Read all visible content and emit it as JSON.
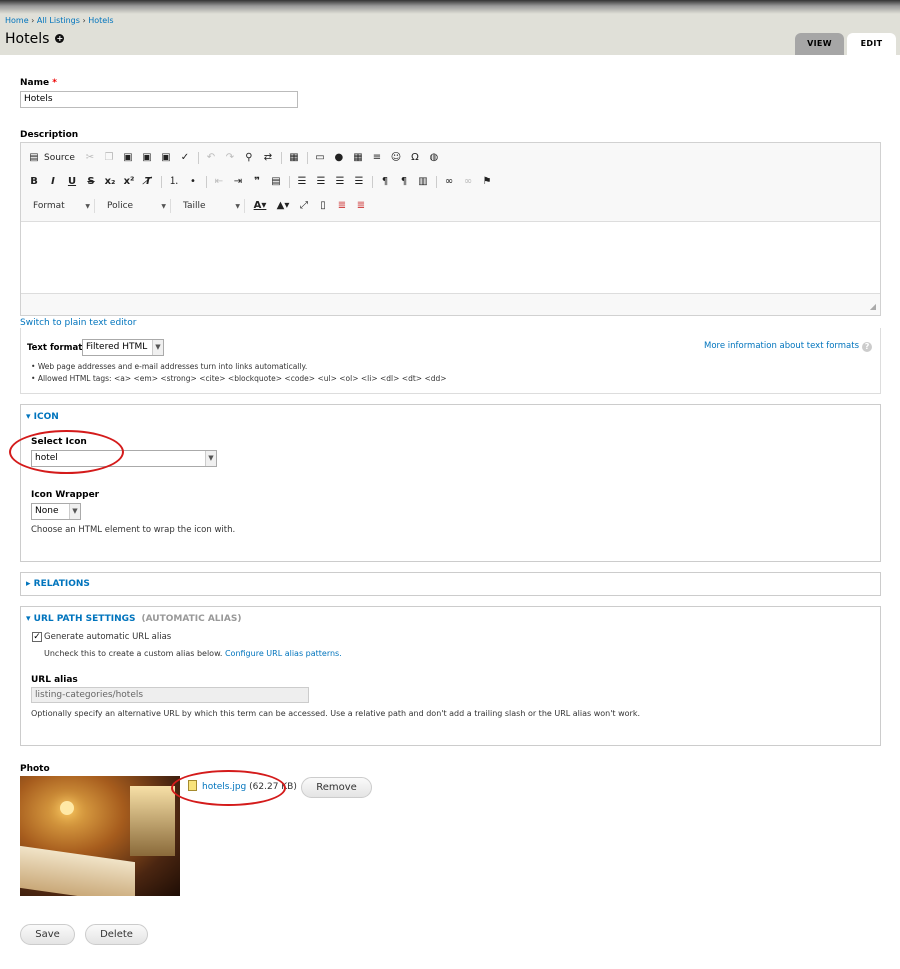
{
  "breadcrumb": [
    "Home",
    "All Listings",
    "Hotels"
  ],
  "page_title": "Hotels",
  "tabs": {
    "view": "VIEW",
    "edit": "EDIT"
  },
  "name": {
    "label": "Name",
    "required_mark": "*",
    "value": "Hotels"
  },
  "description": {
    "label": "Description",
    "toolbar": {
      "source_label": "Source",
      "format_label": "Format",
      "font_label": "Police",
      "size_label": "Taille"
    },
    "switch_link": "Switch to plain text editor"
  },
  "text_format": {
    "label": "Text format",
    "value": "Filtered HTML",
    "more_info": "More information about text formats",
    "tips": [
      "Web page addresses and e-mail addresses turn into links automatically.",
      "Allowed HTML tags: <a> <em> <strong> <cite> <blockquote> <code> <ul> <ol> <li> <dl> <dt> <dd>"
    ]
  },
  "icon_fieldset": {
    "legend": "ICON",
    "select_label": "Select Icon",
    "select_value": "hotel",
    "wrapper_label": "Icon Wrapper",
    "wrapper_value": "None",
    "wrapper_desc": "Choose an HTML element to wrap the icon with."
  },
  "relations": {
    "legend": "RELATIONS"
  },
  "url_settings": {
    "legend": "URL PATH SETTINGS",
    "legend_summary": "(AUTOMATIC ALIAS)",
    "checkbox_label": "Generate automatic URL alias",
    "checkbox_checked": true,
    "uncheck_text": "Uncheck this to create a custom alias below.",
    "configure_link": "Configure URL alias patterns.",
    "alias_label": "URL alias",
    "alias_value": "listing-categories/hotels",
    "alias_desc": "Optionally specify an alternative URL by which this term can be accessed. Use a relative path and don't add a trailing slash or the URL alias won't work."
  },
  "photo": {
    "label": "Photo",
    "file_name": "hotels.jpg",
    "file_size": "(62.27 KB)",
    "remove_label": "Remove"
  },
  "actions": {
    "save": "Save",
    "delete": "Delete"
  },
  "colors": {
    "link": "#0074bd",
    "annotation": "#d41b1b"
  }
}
--------------------------------
# [Your goal]
Return every line of the records exactly as given, pictures excluded.

# [Result]
Read all visible content and emit it as JSON.
{
  "breadcrumb": [
    "Home",
    "All Listings",
    "Hotels"
  ],
  "page_title": "Hotels",
  "tabs": {
    "view": "VIEW",
    "edit": "EDIT"
  },
  "name": {
    "label": "Name",
    "required_mark": "*",
    "value": "Hotels"
  },
  "description": {
    "label": "Description",
    "toolbar": {
      "source_label": "Source",
      "format_label": "Format",
      "font_label": "Police",
      "size_label": "Taille"
    },
    "switch_link": "Switch to plain text editor"
  },
  "text_format": {
    "label": "Text format",
    "value": "Filtered HTML",
    "more_info": "More information about text formats",
    "tips": [
      "Web page addresses and e-mail addresses turn into links automatically.",
      "Allowed HTML tags: <a> <em> <strong> <cite> <blockquote> <code> <ul> <ol> <li> <dl> <dt> <dd>"
    ]
  },
  "icon_fieldset": {
    "legend": "ICON",
    "select_label": "Select Icon",
    "select_value": "hotel",
    "wrapper_label": "Icon Wrapper",
    "wrapper_value": "None",
    "wrapper_desc": "Choose an HTML element to wrap the icon with."
  },
  "relations": {
    "legend": "RELATIONS"
  },
  "url_settings": {
    "legend": "URL PATH SETTINGS",
    "legend_summary": "(AUTOMATIC ALIAS)",
    "checkbox_label": "Generate automatic URL alias",
    "checkbox_checked": true,
    "uncheck_text": "Uncheck this to create a custom alias below.",
    "configure_link": "Configure URL alias patterns.",
    "alias_label": "URL alias",
    "alias_value": "listing-categories/hotels",
    "alias_desc": "Optionally specify an alternative URL by which this term can be accessed. Use a relative path and don't add a trailing slash or the URL alias won't work."
  },
  "photo": {
    "label": "Photo",
    "file_name": "hotels.jpg",
    "file_size": "(62.27 KB)",
    "remove_label": "Remove"
  },
  "actions": {
    "save": "Save",
    "delete": "Delete"
  },
  "colors": {
    "link": "#0074bd",
    "annotation": "#d41b1b"
  }
}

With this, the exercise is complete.